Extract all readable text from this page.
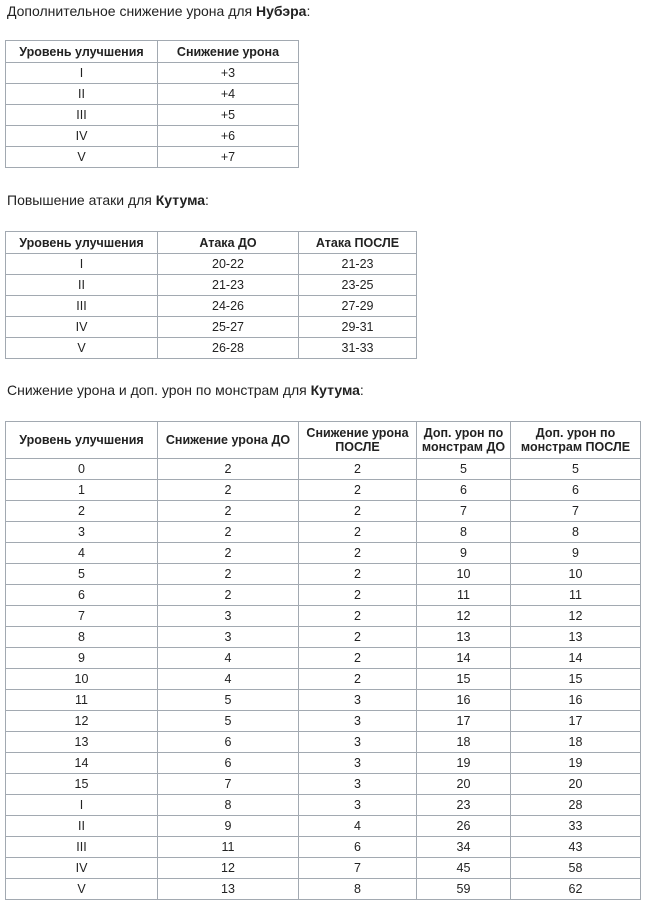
Дополнительное снижение урона для Нубэра:
Уровень улучшения	Снижение урона
I	+3
II	+4
III	+5
IV	+6
V	+7
Повышение атаки для Кутума:
Уровень улучшения	Атака ДО	Атака ПОСЛЕ
I	20-22	21-23
II	21-23	23-25
III	24-26	27-29
IV	25-27	29-31
V	26-28	31-33
Снижение урона и доп. урон по монстрам для Кутума:
Уровень улучшения	Снижение урона ДО	Снижение урона ПОСЛЕ	Доп. урон по монстрам ДО	Доп. урон по монстрам ПОСЛЕ
0	2	2	5	5
1	2	2	6	6
2	2	2	7	7
3	2	2	8	8
4	2	2	9	9
5	2	2	10	10
6	2	2	11	11
7	3	2	12	12
8	3	2	13	13
9	4	2	14	14
10	4	2	15	15
11	5	3	16	16
12	5	3	17	17
13	6	3	18	18
14	6	3	19	19
15	7	3	20	20
I	8	3	23	28
II	9	4	26	33
III	11	6	34	43
IV	12	7	45	58
V	13	8	59	62
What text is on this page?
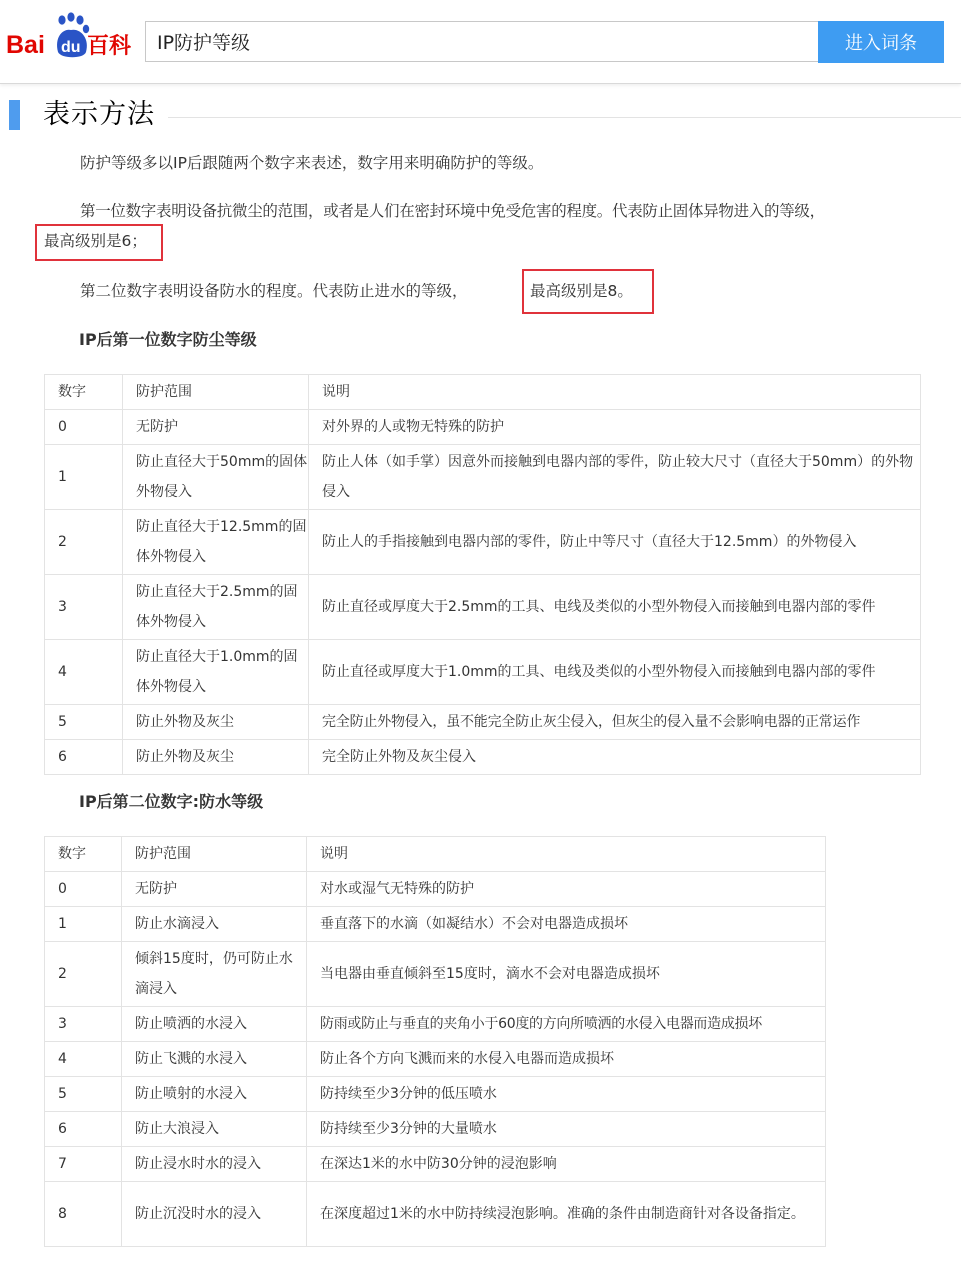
Bai du 百科
IP防护等级	进入词条
表示方法
防护等级多以IP后跟随两个数字来表述，数字用来明确防护的等级。
第一位数字表明设备抗微尘的范围，或者是人们在密封环境中免受危害的程度。代表防止固体异物进入的等级，
最高级别是6；
第二位数字表明设备防水的程度。代表防止进水的等级，	最高级别是8。
IP后第一位数字防尘等级
数字	防护范围	说明
0	无防护	对外界的人或物无特殊的防护
1	防止直径大于50mm的固体外物侵入	防止人体（如手掌）因意外而接触到电器内部的零件，防止较大尺寸（直径大于50mm）的外物侵入
2	防止直径大于12.5mm的固体外物侵入	防止人的手指接触到电器内部的零件，防止中等尺寸（直径大于12.5mm）的外物侵入
3	防止直径大于2.5mm的固体外物侵入	防止直径或厚度大于2.5mm的工具、电线及类似的小型外物侵入而接触到电器内部的零件
4	防止直径大于1.0mm的固体外物侵入	防止直径或厚度大于1.0mm的工具、电线及类似的小型外物侵入而接触到电器内部的零件
5	防止外物及灰尘	完全防止外物侵入，虽不能完全防止灰尘侵入，但灰尘的侵入量不会影响电器的正常运作
6	防止外物及灰尘	完全防止外物及灰尘侵入
IP后第二位数字:防水等级
数字	防护范围	说明
0	无防护	对水或湿气无特殊的防护
1	防止水滴浸入	垂直落下的水滴（如凝结水）不会对电器造成损坏
2	倾斜15度时，仍可防止水滴浸入	当电器由垂直倾斜至15度时，滴水不会对电器造成损坏
3	防止喷洒的水浸入	防雨或防止与垂直的夹角小于60度的方向所喷洒的水侵入电器而造成损坏
4	防止飞溅的水浸入	防止各个方向飞溅而来的水侵入电器而造成损坏
5	防止喷射的水浸入	防持续至少3分钟的低压喷水
6	防止大浪浸入	防持续至少3分钟的大量喷水
7	防止浸水时水的浸入	在深达1米的水中防30分钟的浸泡影响
8	防止沉没时水的浸入	在深度超过1米的水中防持续浸泡影响。准确的条件由制造商针对各设备指定。
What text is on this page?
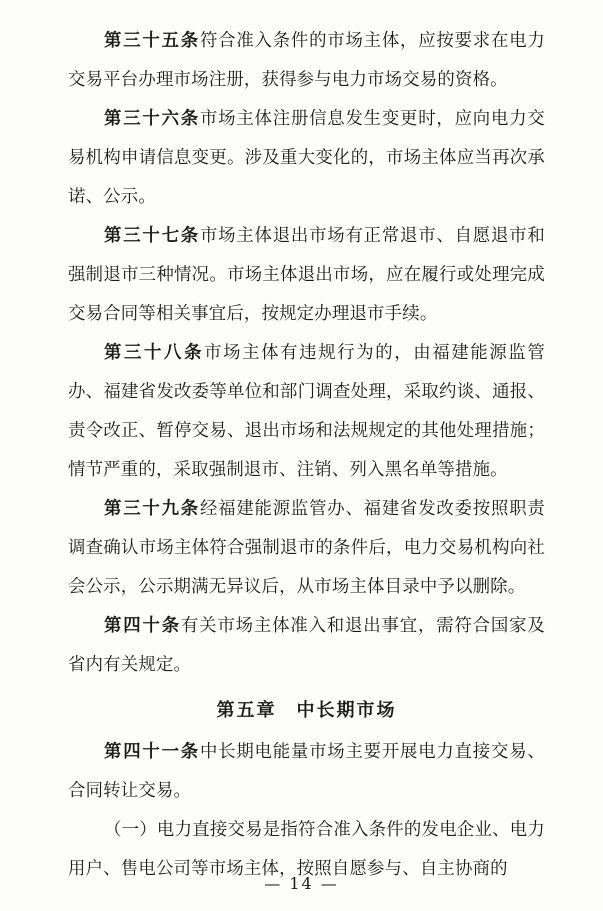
第三十五条符合准入条件的市场主体，应按要求在电力交易平台办理市场注册，获得参与电力市场交易的资格。

第三十六条市场主体注册信息发生变更时，应向电力交易机构申请信息变更。涉及重大变化的，市场主体应当再次承诺、公示。

第三十七条市场主体退出市场有正常退市、自愿退市和强制退市三种情况。市场主体退出市场，应在履行或处理完成交易合同等相关事宜后，按规定办理退市手续。

第三十八条市场主体有违规行为的，由福建能源监管办、福建省发改委等单位和部门调查处理，采取约谈、通报、责令改正、暂停交易、退出市场和法规规定的其他处理措施；情节严重的，采取强制退市、注销、列入黑名单等措施。

第三十九条经福建能源监管办、福建省发改委按照职责调查确认市场主体符合强制退市的条件后，电力交易机构向社会公示，公示期满无异议后，从市场主体目录中予以删除。

第四十条有关市场主体准入和退出事宜，需符合国家及省内有关规定。

第五章 中长期市场

第四十一条中长期电能量市场主要开展电力直接交易、合同转让交易。

（一）电力直接交易是指符合准入条件的发电企业、电力用户、售电公司等市场主体，按照自愿参与、自主协商的

— 14 —
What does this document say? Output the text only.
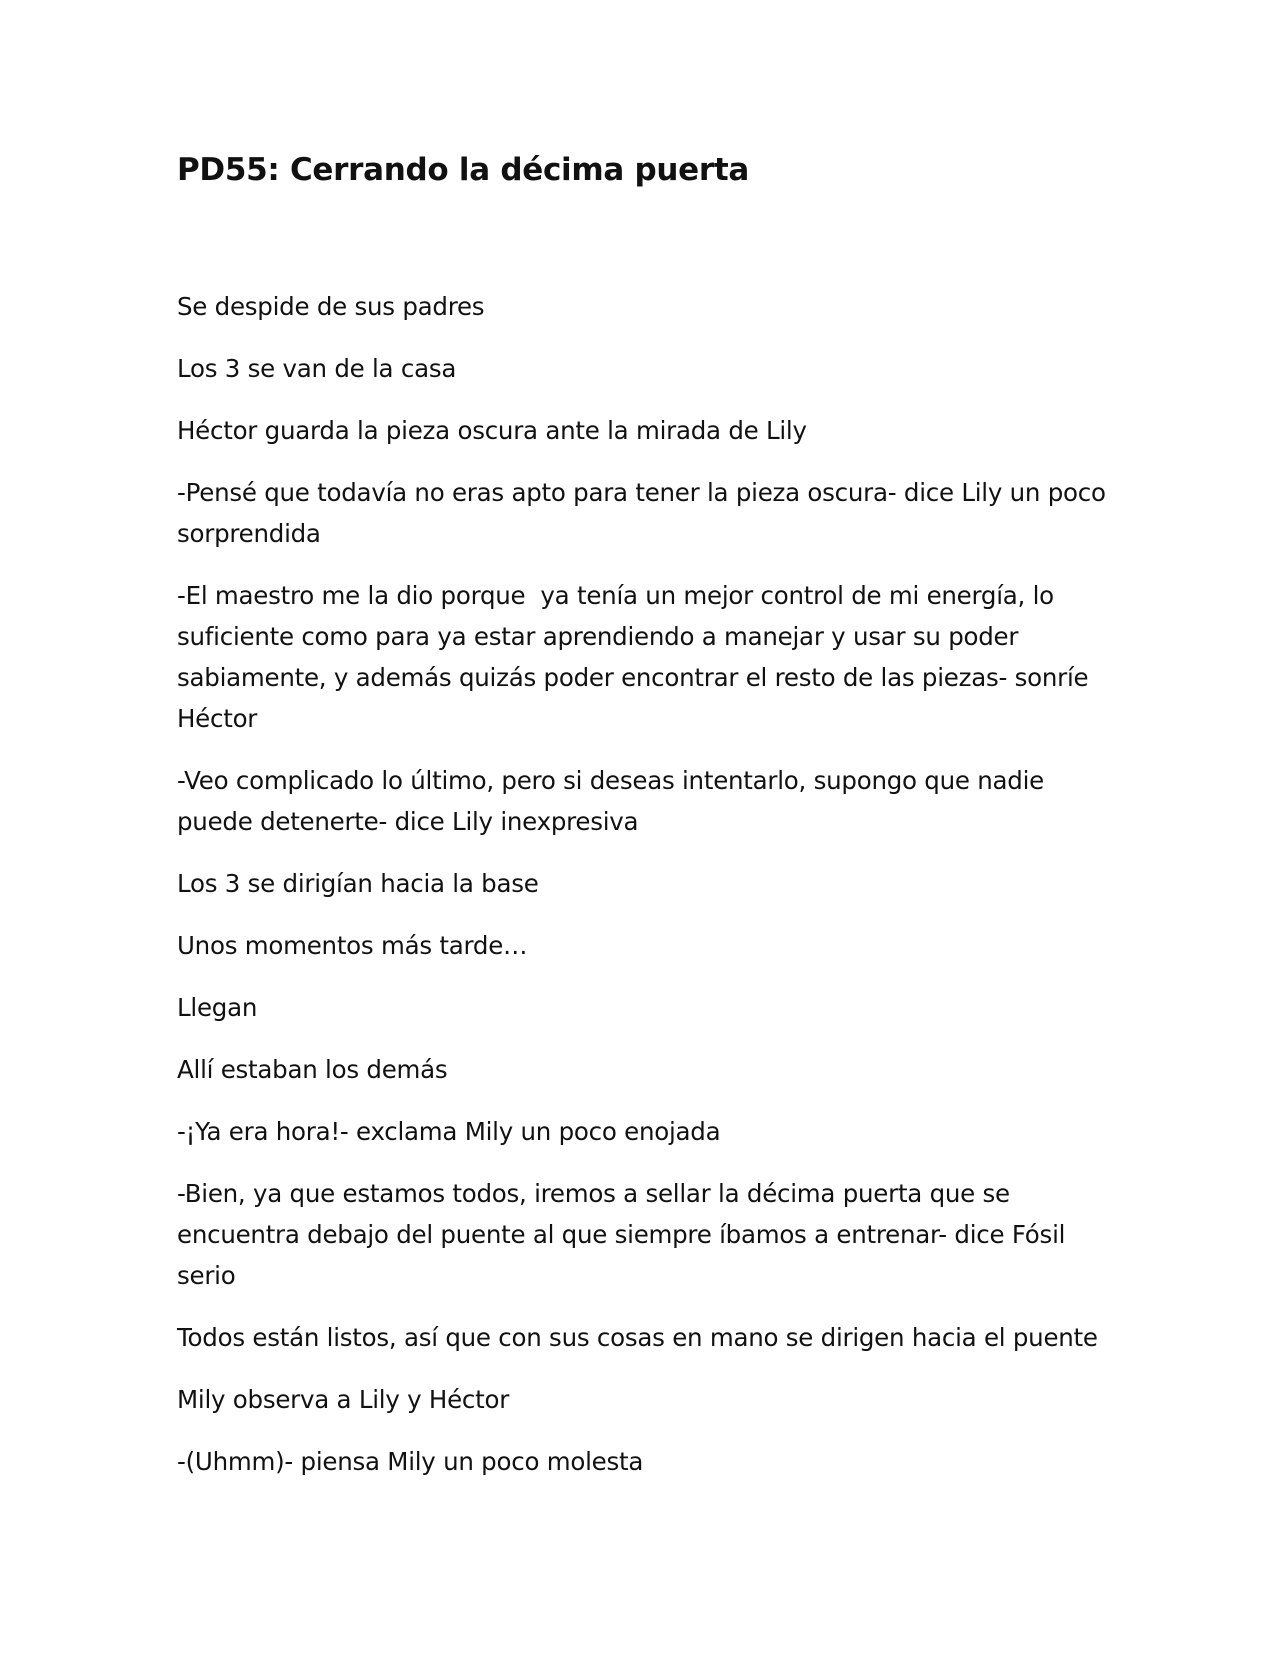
PD55: Cerrando la décima puerta

Se despide de sus padres

Los 3 se van de la casa

Héctor guarda la pieza oscura ante la mirada de Lily

-Pensé que todavía no eras apto para tener la pieza oscura- dice Lily un poco sorprendida

-El maestro me la dio porque  ya tenía un mejor control de mi energía, lo suficiente como para ya estar aprendiendo a manejar y usar su poder sabiamente, y además quizás poder encontrar el resto de las piezas- sonríe Héctor

-Veo complicado lo último, pero si deseas intentarlo, supongo que nadie puede detenerte- dice Lily inexpresiva

Los 3 se dirigían hacia la base

Unos momentos más tarde…

Llegan

Allí estaban los demás

-¡Ya era hora!- exclama Mily un poco enojada

-Bien, ya que estamos todos, iremos a sellar la décima puerta que se encuentra debajo del puente al que siempre íbamos a entrenar- dice Fósil serio

Todos están listos, así que con sus cosas en mano se dirigen hacia el puente

Mily observa a Lily y Héctor

-(Uhmm)- piensa Mily un poco molesta
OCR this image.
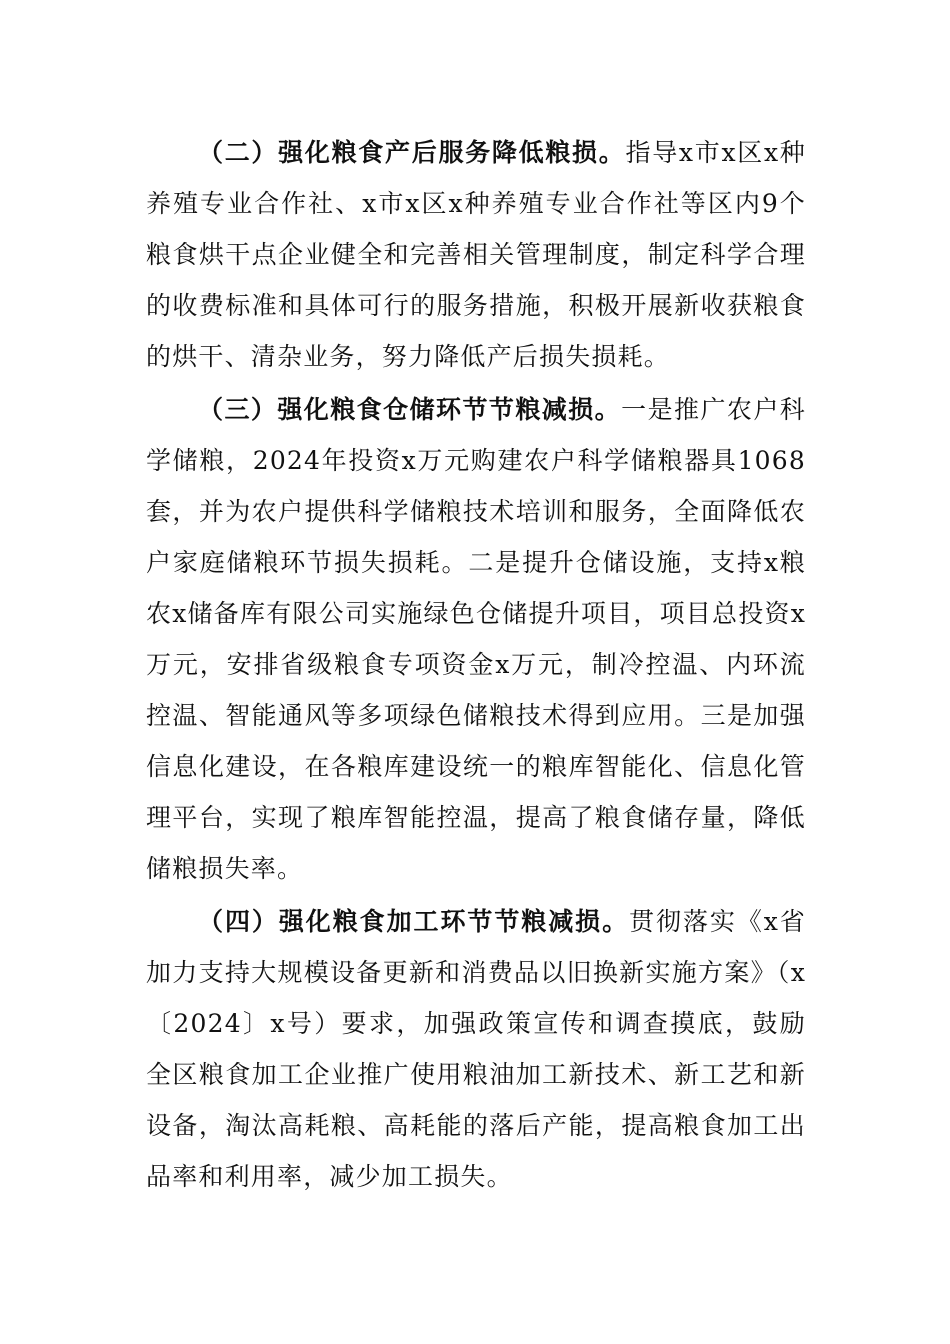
（二）强化粮食产后服务降低粮损。指导x市x区x种养殖专业合作社、x市x区x种养殖专业合作社等区内9个粮食烘干点企业健全和完善相关管理制度，制定科学合理的收费标准和具体可行的服务措施，积极开展新收获粮食的烘干、清杂业务，努力降低产后损失损耗。

（三）强化粮食仓储环节节粮减损。一是推广农户科学储粮，2024年投资x万元购建农户科学储粮器具1068套，并为农户提供科学储粮技术培训和服务，全面降低农户家庭储粮环节损失损耗。二是提升仓储设施，支持x粮农x储备库有限公司实施绿色仓储提升项目，项目总投资x万元，安排省级粮食专项资金x万元，制冷控温、内环流控温、智能通风等多项绿色储粮技术得到应用。三是加强信息化建设，在各粮库建设统一的粮库智能化、信息化管理平台，实现了粮库智能控温，提高了粮食储存量，降低储粮损失率。

（四）强化粮食加工环节节粮减损。贯彻落实《x省加力支持大规模设备更新和消费品以旧换新实施方案》（x〔2024〕x号）要求，加强政策宣传和调查摸底，鼓励全区粮食加工企业推广使用粮油加工新技术、新工艺和新设备，淘汰高耗粮、高耗能的落后产能，提高粮食加工出品率和利用率，减少加工损失。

+--

| Exercise |
Transcribe the full listing character for character. Pictures are excluded.

| Result of the exercise |
Extract all readable text from this page.
Дополнительное снижение урона для Нубэра:
Уровень улучшения	Снижение урона
I	+3
II	+4
III	+5
IV	+6
V	+7
Повышение атаки для Кутума:
Уровень улучшения	Атака ДО	Атака ПОСЛЕ
I	20-22	21-23
II	21-23	23-25
III	24-26	27-29
IV	25-27	29-31
V	26-28	31-33
Снижение урона и доп. урон по монстрам для Кутума:
Уровень улучшения	Снижение урона ДО	Снижение урона ПОСЛЕ	Доп. урон по монстрам ДО	Доп. урон по монстрам ПОСЛЕ
0	2	2	5	5
1	2	2	6	6
2	2	2	7	7
3	2	2	8	8
4	2	2	9	9
5	2	2	10	10
6	2	2	11	11
7	3	2	12	12
8	3	2	13	13
9	4	2	14	14
10	4	2	15	15
11	5	3	16	16
12	5	3	17	17
13	6	3	18	18
14	6	3	19	19
15	7	3	20	20
I	8	3	23	28
II	9	4	26	33
III	11	6	34	43
IV	12	7	45	58
V	13	8	59	62
What text is on this page?
Bai du 百科
IP防护等级	进入词条
表示方法
防护等级多以IP后跟随两个数字来表述，数字用来明确防护的等级。
第一位数字表明设备抗微尘的范围，或者是人们在密封环境中免受危害的程度。代表防止固体异物进入的等级，
最高级别是6；
第二位数字表明设备防水的程度。代表防止进水的等级，	最高级别是8。
IP后第一位数字防尘等级
数字	防护范围	说明
0	无防护	对外界的人或物无特殊的防护
1	防止直径大于50mm的固体外物侵入	防止人体（如手掌）因意外而接触到电器内部的零件，防止较大尺寸（直径大于50mm）的外物侵入
2	防止直径大于12.5mm的固体外物侵入	防止人的手指接触到电器内部的零件，防止中等尺寸（直径大于12.5mm）的外物侵入
3	防止直径大于2.5mm的固体外物侵入	防止直径或厚度大于2.5mm的工具、电线及类似的小型外物侵入而接触到电器内部的零件
4	防止直径大于1.0mm的固体外物侵入	防止直径或厚度大于1.0mm的工具、电线及类似的小型外物侵入而接触到电器内部的零件
5	防止外物及灰尘	完全防止外物侵入，虽不能完全防止灰尘侵入，但灰尘的侵入量不会影响电器的正常运作
6	防止外物及灰尘	完全防止外物及灰尘侵入
IP后第二位数字:防水等级
数字	防护范围	说明
0	无防护	对水或湿气无特殊的防护
1	防止水滴浸入	垂直落下的水滴（如凝结水）不会对电器造成损坏
2	倾斜15度时，仍可防止水滴浸入	当电器由垂直倾斜至15度时，滴水不会对电器造成损坏
3	防止喷洒的水浸入	防雨或防止与垂直的夹角小于60度的方向所喷洒的水侵入电器而造成损坏
4	防止飞溅的水浸入	防止各个方向飞溅而来的水侵入电器而造成损坏
5	防止喷射的水浸入	防持续至少3分钟的低压喷水
6	防止大浪浸入	防持续至少3分钟的大量喷水
7	防止浸水时水的浸入	在深达1米的水中防30分钟的浸泡影响
8	防止沉没时水的浸入	在深度超过1米的水中防持续浸泡影响。准确的条件由制造商针对各设备指定。
What text is on this page?
第三十五条符合准入条件的市场主体，应按要求在电力交易平台办理市场注册，获得参与电力市场交易的资格。

第三十六条市场主体注册信息发生变更时，应向电力交易机构申请信息变更。涉及重大变化的，市场主体应当再次承诺、公示。

第三十七条市场主体退出市场有正常退市、自愿退市和强制退市三种情况。市场主体退出市场，应在履行或处理完成交易合同等相关事宜后，按规定办理退市手续。

第三十八条市场主体有违规行为的，由福建能源监管办、福建省发改委等单位和部门调查处理，采取约谈、通报、责令改正、暂停交易、退出市场和法规规定的其他处理措施；情节严重的，采取强制退市、注销、列入黑名单等措施。

第三十九条经福建能源监管办、福建省发改委按照职责调查确认市场主体符合强制退市的条件后，电力交易机构向社会公示，公示期满无异议后，从市场主体目录中予以删除。

第四十条有关市场主体准入和退出事宜，需符合国家及省内有关规定。

第五章 中长期市场

第四十一条中长期电能量市场主要开展电力直接交易、合同转让交易。

（一）电力直接交易是指符合准入条件的发电企业、电力用户、售电公司等市场主体，按照自愿参与、自主协商的

— 14 —
What does this document say? Output the text only.
PD55: Cerrando la décima puerta

Se despide de sus padres

Los 3 se van de la casa

Héctor guarda la pieza oscura ante la mirada de Lily

-Pensé que todavía no eras apto para tener la pieza oscura- dice Lily un poco sorprendida

-El maestro me la dio porque  ya tenía un mejor control de mi energía, lo suficiente como para ya estar aprendiendo a manejar y usar su poder sabiamente, y además quizás poder encontrar el resto de las piezas- sonríe Héctor

-Veo complicado lo último, pero si deseas intentarlo, supongo que nadie puede detenerte- dice Lily inexpresiva

Los 3 se dirigían hacia la base

Unos momentos más tarde…

Llegan

Allí estaban los demás

-¡Ya era hora!- exclama Mily un poco enojada

-Bien, ya que estamos todos, iremos a sellar la décima puerta que se encuentra debajo del puente al que siempre íbamos a entrenar- dice Fósil serio

Todos están listos, así que con sus cosas en mano se dirigen hacia el puente

Mily observa a Lily y Héctor

-(Uhmm)- piensa Mily un poco molesta
OCR this image.
（二）强化粮食产后服务降低粮损。指导x市x区x种养殖专业合作社、x市x区x种养殖专业合作社等区内9个粮食烘干点企业健全和完善相关管理制度，制定科学合理的收费标准和具体可行的服务措施，积极开展新收获粮食的烘干、清杂业务，努力降低产后损失损耗。

（三）强化粮食仓储环节节粮减损。一是推广农户科学储粮，2024年投资x万元购建农户科学储粮器具1068套，并为农户提供科学储粮技术培训和服务，全面降低农户家庭储粮环节损失损耗。二是提升仓储设施，支持x粮农x储备库有限公司实施绿色仓储提升项目，项目总投资x万元，安排省级粮食专项资金x万元，制冷控温、内环流控温、智能通风等多项绿色储粮技术得到应用。三是加强信息化建设，在各粮库建设统一的粮库智能化、信息化管理平台，实现了粮库智能控温，提高了粮食储存量，降低储粮损失率。

（四）强化粮食加工环节节粮减损。贯彻落实《x省加力支持大规模设备更新和消费品以旧换新实施方案》（x〔2024〕x号）要求，加强政策宣传和调查摸底，鼓励全区粮食加工企业推广使用粮油加工新技术、新工艺和新设备，淘汰高耗粮、高耗能的落后产能，提高粮食加工出品率和利用率，减少加工损失。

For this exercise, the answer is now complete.